__Objective__: Copy nothing but the text: repeat each entry exactly and drop the images.

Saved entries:
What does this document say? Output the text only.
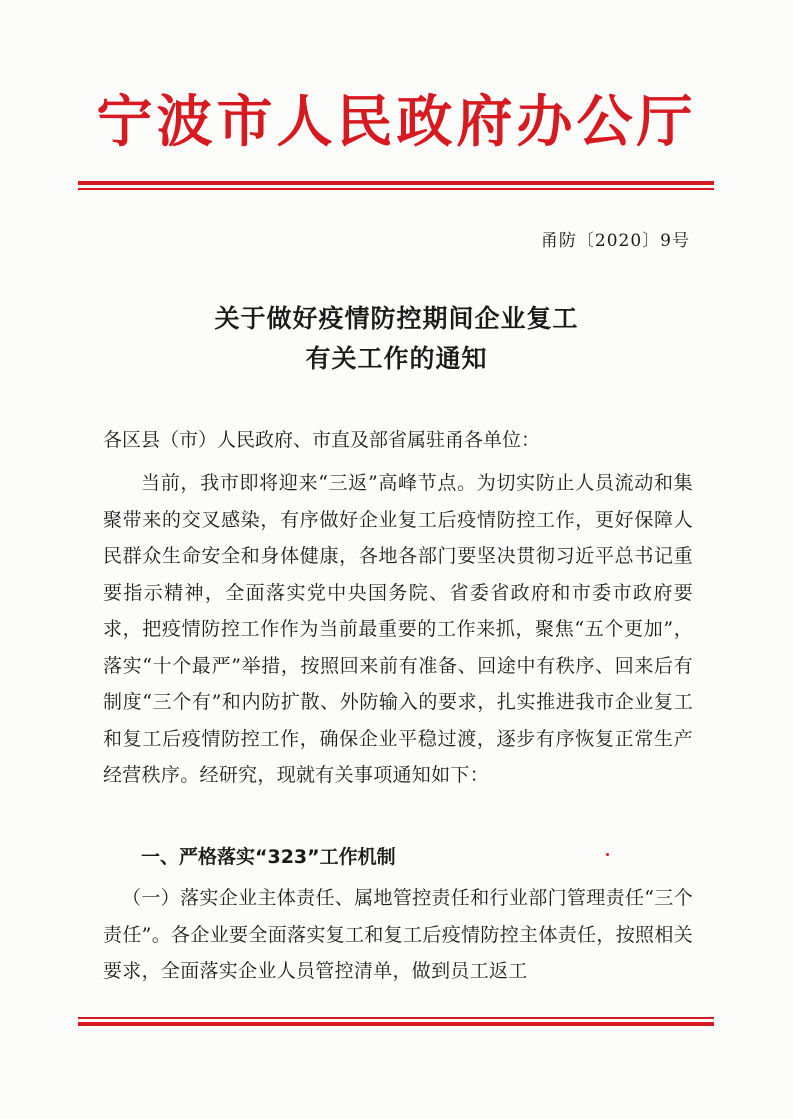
宁波市人民政府办公厅
甬防〔2020〕9号
关于做好疫情防控期间企业复工
有关工作的通知
各区县（市）人民政府、市直及部省属驻甬各单位：

当前，我市即将迎来“三返”高峰节点。为切实防止人员流动和集聚带来的交叉感染，有序做好企业复工后疫情防控工作，更好保障人民群众生命安全和身体健康，各地各部门要坚决贯彻习近平总书记重要指示精神，全面落实党中央国务院、省委省政府和市委市政府要求，把疫情防控工作作为当前最重要的工作来抓，聚焦“五个更加”，落实“十个最严”举措，按照回来前有准备、回途中有秩序、回来后有制度“三个有”和内防扩散、外防输入的要求，扎实推进我市企业复工和复工后疫情防控工作，确保企业平稳过渡，逐步有序恢复正常生产经营秩序。经研究，现就有关事项通知如下：

一、严格落实“323”工作机制

（一）落实企业主体责任、属地管控责任和行业部门管理责任“三个责任”。各企业要全面落实复工和复工后疫情防控主体责任，按照相关要求，全面落实企业人员管控清单，做到员工返工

__Correct output__:
What does this document say? Output the text only.
宁波市人民政府办公厅
甬防〔2020〕9号
关于做好疫情防控期间企业复工
有关工作的通知
各区县（市）人民政府、市直及部省属驻甬各单位：

当前，我市即将迎来“三返”高峰节点。为切实防止人员流动和集聚带来的交叉感染，有序做好企业复工后疫情防控工作，更好保障人民群众生命安全和身体健康，各地各部门要坚决贯彻习近平总书记重要指示精神，全面落实党中央国务院、省委省政府和市委市政府要求，把疫情防控工作作为当前最重要的工作来抓，聚焦“五个更加”，落实“十个最严”举措，按照回来前有准备、回途中有秩序、回来后有制度“三个有”和内防扩散、外防输入的要求，扎实推进我市企业复工和复工后疫情防控工作，确保企业平稳过渡，逐步有序恢复正常生产经营秩序。经研究，现就有关事项通知如下：

一、严格落实“323”工作机制

（一）落实企业主体责任、属地管控责任和行业部门管理责任“三个责任”。各企业要全面落实复工和复工后疫情防控主体责任，按照相关要求，全面落实企业人员管控清单，做到员工返工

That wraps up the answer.